ToonTown

From MediaWiki
Jump to navigationJump to search

ToonTown is a South Korean company that apparently represented another company, 3D Licensing International, in licensing out the Transformers brand to multiple manufacturers in South Korea and Taiwan during the second half of the 1990s. Both of these manufacturers would eventually go on to produce their own Transformers-branded toys and merchandise, releasing them under the Generation 2 banner.

We say apparently because the story of ToonTown is shrouded in mystery and very little firm info is known about them. They're so obscure that we don't even have a logo that we can stamp on this opening paragraph! In the early days of the online fandom, people who lived or traveled in east Asia would exchange reports on mailing lists or Usenet groups of having seen official-looking, Hasbro-branded toys in strange colors or sizes, and the community would then debate whether these were legitimate Transformers products or high quality, very bold knockoffs. Decades later no decisive answers have surfaced, or seem likely to do so.

Toys and merchandise released under license from ToonTown / 3D Licensing International

Toys and merchandise released by LALA

The bulk of ToonTown-branded releases are attributable to a company called "LALA Industry Co., Ltd." ((주)라라산업"), which seems to, in fact, be a legally registered entity in South Korea [1]. These include a large oversized version of the 1992 Generation 2 Optimus Prime, decoded in white and black with red accents (looking strikingly similar to a later Optimus Prime redeco), and a handful of merchandise like pencil cases, erasers, and a watch - all of them fully-transforming! The boxes for the bigger toys prominently display "Hasbro International", "Permission of 3D Licensing International", and the logo styles and faction insignia routinely seen on legitimate Transformers product (and routinely not seen on knockoffs, especially not in the 1990s). Smaller toys would sometimes omit these, with the licensing label being shortened to "3-D Licensed by ToonTown".

┄┄┄┄┄┄┄┄┄┄

Return the complete ToonTown article word for word, with nothing left out or changed. These entries are drawn from a separate source unrelated to the ToonTown article.

(Entries from a collection)
┄┄┄┄┄┄┄┄┄┄

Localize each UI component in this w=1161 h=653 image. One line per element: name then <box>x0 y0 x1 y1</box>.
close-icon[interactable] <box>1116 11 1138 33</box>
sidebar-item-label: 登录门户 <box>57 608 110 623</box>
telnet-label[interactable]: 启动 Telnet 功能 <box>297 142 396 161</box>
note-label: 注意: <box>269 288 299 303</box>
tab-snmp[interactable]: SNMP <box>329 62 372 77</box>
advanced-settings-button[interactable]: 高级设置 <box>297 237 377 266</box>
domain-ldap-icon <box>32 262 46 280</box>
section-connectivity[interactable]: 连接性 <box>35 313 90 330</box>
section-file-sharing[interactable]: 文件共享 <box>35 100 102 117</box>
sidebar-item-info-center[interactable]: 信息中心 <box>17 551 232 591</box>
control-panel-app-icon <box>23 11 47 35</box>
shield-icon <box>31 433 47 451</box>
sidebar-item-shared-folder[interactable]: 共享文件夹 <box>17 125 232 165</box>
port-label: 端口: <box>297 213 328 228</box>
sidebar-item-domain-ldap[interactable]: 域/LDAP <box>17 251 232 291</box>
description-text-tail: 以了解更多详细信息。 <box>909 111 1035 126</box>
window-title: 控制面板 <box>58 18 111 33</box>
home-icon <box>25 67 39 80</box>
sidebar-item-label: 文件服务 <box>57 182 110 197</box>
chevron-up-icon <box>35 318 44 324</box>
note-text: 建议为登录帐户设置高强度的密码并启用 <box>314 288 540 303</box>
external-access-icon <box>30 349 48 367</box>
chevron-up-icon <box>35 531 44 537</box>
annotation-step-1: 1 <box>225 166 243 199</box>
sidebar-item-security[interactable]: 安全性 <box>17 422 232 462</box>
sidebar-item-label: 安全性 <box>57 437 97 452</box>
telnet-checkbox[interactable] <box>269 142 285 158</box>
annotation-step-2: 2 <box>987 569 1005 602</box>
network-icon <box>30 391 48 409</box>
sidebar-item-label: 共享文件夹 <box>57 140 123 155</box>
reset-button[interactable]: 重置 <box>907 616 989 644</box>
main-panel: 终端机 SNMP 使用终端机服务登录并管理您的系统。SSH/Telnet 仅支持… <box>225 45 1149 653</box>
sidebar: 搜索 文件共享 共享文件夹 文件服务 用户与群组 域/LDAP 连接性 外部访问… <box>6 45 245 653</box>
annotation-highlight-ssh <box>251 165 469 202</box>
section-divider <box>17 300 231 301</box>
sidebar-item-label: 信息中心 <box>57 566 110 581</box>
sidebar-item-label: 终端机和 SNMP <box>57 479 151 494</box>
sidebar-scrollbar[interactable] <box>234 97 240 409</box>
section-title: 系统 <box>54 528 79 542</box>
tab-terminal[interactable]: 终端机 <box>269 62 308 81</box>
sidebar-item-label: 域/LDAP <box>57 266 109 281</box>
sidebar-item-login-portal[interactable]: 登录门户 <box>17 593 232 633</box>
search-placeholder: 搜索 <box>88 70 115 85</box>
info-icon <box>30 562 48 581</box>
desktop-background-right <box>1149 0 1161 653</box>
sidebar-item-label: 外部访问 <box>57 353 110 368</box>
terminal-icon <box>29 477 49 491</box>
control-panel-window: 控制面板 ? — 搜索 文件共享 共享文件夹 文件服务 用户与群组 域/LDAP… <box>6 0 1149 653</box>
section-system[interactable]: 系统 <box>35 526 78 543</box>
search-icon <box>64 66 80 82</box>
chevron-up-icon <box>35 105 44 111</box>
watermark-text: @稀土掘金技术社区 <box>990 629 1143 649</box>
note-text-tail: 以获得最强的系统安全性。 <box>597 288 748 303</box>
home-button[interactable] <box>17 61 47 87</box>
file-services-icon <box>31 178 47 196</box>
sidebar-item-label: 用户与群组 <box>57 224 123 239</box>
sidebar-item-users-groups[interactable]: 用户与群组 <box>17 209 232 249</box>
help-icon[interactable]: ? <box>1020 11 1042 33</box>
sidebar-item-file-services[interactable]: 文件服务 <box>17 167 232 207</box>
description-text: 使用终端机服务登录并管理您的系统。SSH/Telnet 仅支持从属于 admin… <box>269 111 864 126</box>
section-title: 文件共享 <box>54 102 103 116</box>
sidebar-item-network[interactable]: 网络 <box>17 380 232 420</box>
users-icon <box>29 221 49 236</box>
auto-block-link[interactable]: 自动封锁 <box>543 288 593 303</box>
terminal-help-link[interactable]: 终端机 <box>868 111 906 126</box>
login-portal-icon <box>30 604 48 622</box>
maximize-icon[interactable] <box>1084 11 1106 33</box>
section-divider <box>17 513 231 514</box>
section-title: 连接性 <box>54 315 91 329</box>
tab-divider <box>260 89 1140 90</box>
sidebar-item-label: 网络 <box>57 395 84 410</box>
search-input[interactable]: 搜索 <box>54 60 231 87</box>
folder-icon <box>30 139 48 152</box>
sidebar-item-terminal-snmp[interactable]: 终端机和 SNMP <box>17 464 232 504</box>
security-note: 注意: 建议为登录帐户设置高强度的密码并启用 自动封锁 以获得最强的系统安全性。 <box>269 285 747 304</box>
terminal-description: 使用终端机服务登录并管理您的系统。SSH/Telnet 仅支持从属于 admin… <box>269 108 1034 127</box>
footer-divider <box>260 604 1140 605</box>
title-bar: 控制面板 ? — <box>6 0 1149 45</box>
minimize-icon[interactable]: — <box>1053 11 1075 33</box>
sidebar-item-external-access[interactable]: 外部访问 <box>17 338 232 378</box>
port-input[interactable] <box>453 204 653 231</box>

┄┄┄┄┄┄┄┄┄┄

RESPONSE TO THE EXERCISE ▸
ToonTown

From MediaWiki
Jump to navigationJump to search

ToonTown is a South Korean company that apparently represented another company, 3D Licensing International, in licensing out the Transformers brand to multiple manufacturers in South Korea and Taiwan during the second half of the 1990s. Both of these manufacturers would eventually go on to produce their own Transformers-branded toys and merchandise, releasing them under the Generation 2 banner.

We say apparently because the story of ToonTown is shrouded in mystery and very little firm info is known about them. They're so obscure that we don't even have a logo that we can stamp on this opening paragraph! In the early days of the online fandom, people who lived or traveled in east Asia would exchange reports on mailing lists or Usenet groups of having seen official-looking, Hasbro-branded toys in strange colors or sizes, and the community would then debate whether these were legitimate Transformers products or high quality, very bold knockoffs. Decades later no decisive answers have surfaced, or seem likely to do so.

Toys and merchandise released under license from ToonTown / 3D Licensing International

Toys and merchandise released by LALA

The bulk of ToonTown-branded releases are attributable to a company called "LALA Industry Co., Ltd." ((주)라라산업"), which seems to, in fact, be a legally registered entity in South Korea [1]. These include a large oversized version of the 1992 Generation 2 Optimus Prime, decoded in white and black with red accents (looking strikingly similar to a later Optimus Prime redeco), and a handful of merchandise like pencil cases, erasers, and a watch - all of them fully-transforming! The boxes for the bigger toys prominently display "Hasbro International", "Permission of 3D Licensing International", and the logo styles and faction insignia routinely seen on legitimate Transformers product (and routinely not seen on knockoffs, especially not in the 1990s). Smaller toys would sometimes omit these, with the licensing label being shortened to "3-D Licensed by ToonTown".